> [TASK DESCRIPTION]: Below are some records; give them all again exactly, but not the pictures.

* begin GIVEN ENTRIES *

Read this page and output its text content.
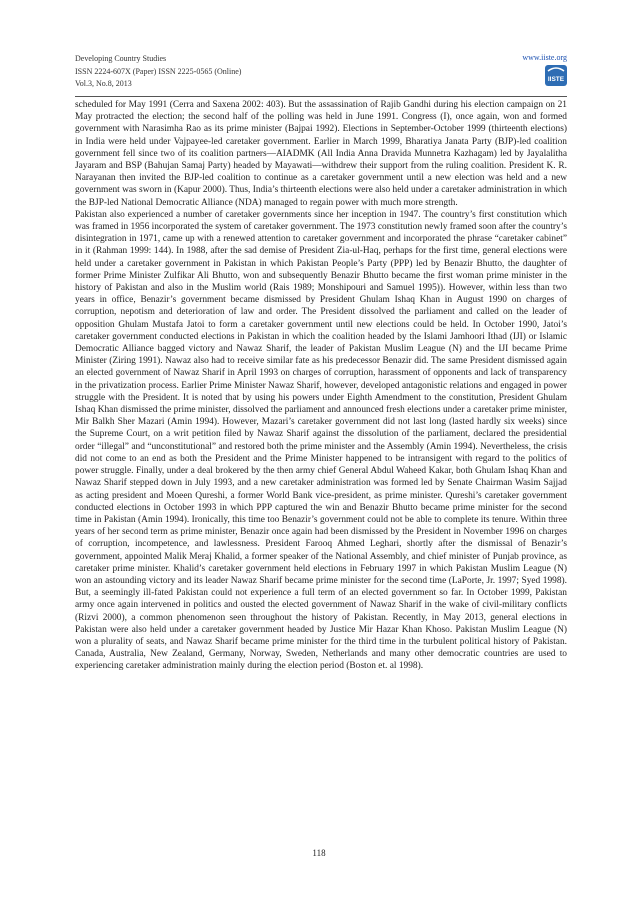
Developing Country Studies
ISSN 2224-607X (Paper) ISSN 2225-0565 (Online)
Vol.3, No.8, 2013
www.iiste.org
IISTE

scheduled for May 1991 (Cerra and Saxena 2002: 403). But the assassination of Rajib Gandhi during his election campaign on 21 May protracted the election; the second half of the polling was held in June 1991. Congress (I), once again, won and formed government with Narasimha Rao as its prime minister (Bajpai 1992). Elections in September-October 1999 (thirteenth elections) in India were held under Vajpayee-led caretaker government. Earlier in March 1999, Bharatiya Janata Party (BJP)-led coalition government fell since two of its coalition partners—AIADMK (All India Anna Dravida Munnetra Kazhagam) led by Jayalalitha Jayaram and BSP (Bahujan Samaj Party) headed by Mayawati—withdrew their support from the ruling coalition. President K. R. Narayanan then invited the BJP-led coalition to continue as a caretaker government until a new election was held and a new government was sworn in (Kapur 2000). Thus, India’s thirteenth elections were also held under a caretaker administration in which the BJP-led National Democratic Alliance (NDA) managed to regain power with much more strength.

Pakistan also experienced a number of caretaker governments since her inception in 1947. The country’s first constitution which was framed in 1956 incorporated the system of caretaker government. The 1973 constitution newly framed soon after the country’s disintegration in 1971, came up with a renewed attention to caretaker government and incorporated the phrase “caretaker cabinet” in it (Rahman 1999: 144). In 1988, after the sad demise of President Zia-ul-Haq, perhaps for the first time, general elections were held under a caretaker government in Pakistan in which Pakistan People’s Party (PPP) led by Benazir Bhutto, the daughter of former Prime Minister Zulfikar Ali Bhutto, won and subsequently Benazir Bhutto became the first woman prime minister in the history of Pakistan and also in the Muslim world (Rais 1989; Monshipouri and Samuel 1995)). However, within less than two years in office, Benazir’s government became dismissed by President Ghulam Ishaq Khan in August 1990 on charges of corruption, nepotism and deterioration of law and order. The President dissolved the parliament and called on the leader of opposition Ghulam Mustafa Jatoi to form a caretaker government until new elections could be held. In October 1990, Jatoi’s caretaker government conducted elections in Pakistan in which the coalition headed by the Islami Jamhoori Ithad (IJI) or Islamic Democratic Alliance bagged victory and Nawaz Sharif, the leader of Pakistan Muslim League (N) and the IJI became Prime Minister (Ziring 1991). Nawaz also had to receive similar fate as his predecessor Benazir did. The same President dismissed again an elected government of Nawaz Sharif in April 1993 on charges of corruption, harassment of opponents and lack of transparency in the privatization process. Earlier Prime Minister Nawaz Sharif, however, developed antagonistic relations and engaged in power struggle with the President. It is noted that by using his powers under Eighth Amendment to the constitution, President Ghulam Ishaq Khan dismissed the prime minister, dissolved the parliament and announced fresh elections under a caretaker prime minister, Mir Balkh Sher Mazari (Amin 1994). However, Mazari’s caretaker government did not last long (lasted hardly six weeks) since the Supreme Court, on a writ petition filed by Nawaz Sharif against the dissolution of the parliament, declared the presidential order “illegal” and “unconstitutional” and restored both the prime minister and the Assembly (Amin 1994). Nevertheless, the crisis did not come to an end as both the President and the Prime Minister happened to be intransigent with regard to the politics of power struggle. Finally, under a deal brokered by the then army chief General Abdul Waheed Kakar, both Ghulam Ishaq Khan and Nawaz Sharif stepped down in July 1993, and a new caretaker administration was formed led by Senate Chairman Wasim Sajjad as acting president and Moeen Qureshi, a former World Bank vice-president, as prime minister. Qureshi’s caretaker government conducted elections in October 1993 in which PPP captured the win and Benazir Bhutto became prime minister for the second time in Pakistan (Amin 1994). Ironically, this time too Benazir’s government could not be able to complete its tenure. Within three years of her second term as prime minister, Benazir once again had been dismissed by the President in November 1996 on charges of corruption, incompetence, and lawlessness. President Farooq Ahmed Leghari, shortly after the dismissal of Benazir’s government, appointed Malik Meraj Khalid, a former speaker of the National Assembly, and chief minister of Punjab province, as caretaker prime minister. Khalid’s caretaker government held elections in February 1997 in which Pakistan Muslim League (N) won an astounding victory and its leader Nawaz Sharif became prime minister for the second time (LaPorte, Jr. 1997; Syed 1998). But, a seemingly ill-fated Pakistan could not experience a full term of an elected government so far. In October 1999, Pakistan army once again intervened in politics and ousted the elected government of Nawaz Sharif in the wake of civil-military conflicts (Rizvi 2000), a common phenomenon seen throughout the history of Pakistan. Recently, in May 2013, general elections in Pakistan were also held under a caretaker government headed by Justice Mir Hazar Khan Khoso. Pakistan Muslim League (N) won a plurality of seats, and Nawaz Sharif became prime minister for the third time in the turbulent political history of Pakistan. Canada, Australia, New Zealand, Germany, Norway, Sweden, Netherlands and many other democratic countries are used to experiencing caretaker administration mainly during the election period (Boston et. al 1998).

118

* end GIVEN ENTRIES *

> [RESPONSE TO THE EXERCISE]:
Read this page and output its text content.
Developing Country Studies
ISSN 2224-607X (Paper) ISSN 2225-0565 (Online)
Vol.3, No.8, 2013
www.iiste.org
IISTE

scheduled for May 1991 (Cerra and Saxena 2002: 403). But the assassination of Rajib Gandhi during his election campaign on 21 May protracted the election; the second half of the polling was held in June 1991. Congress (I), once again, won and formed government with Narasimha Rao as its prime minister (Bajpai 1992). Elections in September-October 1999 (thirteenth elections) in India were held under Vajpayee-led caretaker government. Earlier in March 1999, Bharatiya Janata Party (BJP)-led coalition government fell since two of its coalition partners—AIADMK (All India Anna Dravida Munnetra Kazhagam) led by Jayalalitha Jayaram and BSP (Bahujan Samaj Party) headed by Mayawati—withdrew their support from the ruling coalition. President K. R. Narayanan then invited the BJP-led coalition to continue as a caretaker government until a new election was held and a new government was sworn in (Kapur 2000). Thus, India’s thirteenth elections were also held under a caretaker administration in which the BJP-led National Democratic Alliance (NDA) managed to regain power with much more strength.

Pakistan also experienced a number of caretaker governments since her inception in 1947. The country’s first constitution which was framed in 1956 incorporated the system of caretaker government. The 1973 constitution newly framed soon after the country’s disintegration in 1971, came up with a renewed attention to caretaker government and incorporated the phrase “caretaker cabinet” in it (Rahman 1999: 144). In 1988, after the sad demise of President Zia-ul-Haq, perhaps for the first time, general elections were held under a caretaker government in Pakistan in which Pakistan People’s Party (PPP) led by Benazir Bhutto, the daughter of former Prime Minister Zulfikar Ali Bhutto, won and subsequently Benazir Bhutto became the first woman prime minister in the history of Pakistan and also in the Muslim world (Rais 1989; Monshipouri and Samuel 1995)). However, within less than two years in office, Benazir’s government became dismissed by President Ghulam Ishaq Khan in August 1990 on charges of corruption, nepotism and deterioration of law and order. The President dissolved the parliament and called on the leader of opposition Ghulam Mustafa Jatoi to form a caretaker government until new elections could be held. In October 1990, Jatoi’s caretaker government conducted elections in Pakistan in which the coalition headed by the Islami Jamhoori Ithad (IJI) or Islamic Democratic Alliance bagged victory and Nawaz Sharif, the leader of Pakistan Muslim League (N) and the IJI became Prime Minister (Ziring 1991). Nawaz also had to receive similar fate as his predecessor Benazir did. The same President dismissed again an elected government of Nawaz Sharif in April 1993 on charges of corruption, harassment of opponents and lack of transparency in the privatization process. Earlier Prime Minister Nawaz Sharif, however, developed antagonistic relations and engaged in power struggle with the President. It is noted that by using his powers under Eighth Amendment to the constitution, President Ghulam Ishaq Khan dismissed the prime minister, dissolved the parliament and announced fresh elections under a caretaker prime minister, Mir Balkh Sher Mazari (Amin 1994). However, Mazari’s caretaker government did not last long (lasted hardly six weeks) since the Supreme Court, on a writ petition filed by Nawaz Sharif against the dissolution of the parliament, declared the presidential order “illegal” and “unconstitutional” and restored both the prime minister and the Assembly (Amin 1994). Nevertheless, the crisis did not come to an end as both the President and the Prime Minister happened to be intransigent with regard to the politics of power struggle. Finally, under a deal brokered by the then army chief General Abdul Waheed Kakar, both Ghulam Ishaq Khan and Nawaz Sharif stepped down in July 1993, and a new caretaker administration was formed led by Senate Chairman Wasim Sajjad as acting president and Moeen Qureshi, a former World Bank vice-president, as prime minister. Qureshi’s caretaker government conducted elections in October 1993 in which PPP captured the win and Benazir Bhutto became prime minister for the second time in Pakistan (Amin 1994). Ironically, this time too Benazir’s government could not be able to complete its tenure. Within three years of her second term as prime minister, Benazir once again had been dismissed by the President in November 1996 on charges of corruption, incompetence, and lawlessness. President Farooq Ahmed Leghari, shortly after the dismissal of Benazir’s government, appointed Malik Meraj Khalid, a former speaker of the National Assembly, and chief minister of Punjab province, as caretaker prime minister. Khalid’s caretaker government held elections in February 1997 in which Pakistan Muslim League (N) won an astounding victory and its leader Nawaz Sharif became prime minister for the second time (LaPorte, Jr. 1997; Syed 1998). But, a seemingly ill-fated Pakistan could not experience a full term of an elected government so far. In October 1999, Pakistan army once again intervened in politics and ousted the elected government of Nawaz Sharif in the wake of civil-military conflicts (Rizvi 2000), a common phenomenon seen throughout the history of Pakistan. Recently, in May 2013, general elections in Pakistan were also held under a caretaker government headed by Justice Mir Hazar Khan Khoso. Pakistan Muslim League (N) won a plurality of seats, and Nawaz Sharif became prime minister for the third time in the turbulent political history of Pakistan. Canada, Australia, New Zealand, Germany, Norway, Sweden, Netherlands and many other democratic countries are used to experiencing caretaker administration mainly during the election period (Boston et. al 1998).

118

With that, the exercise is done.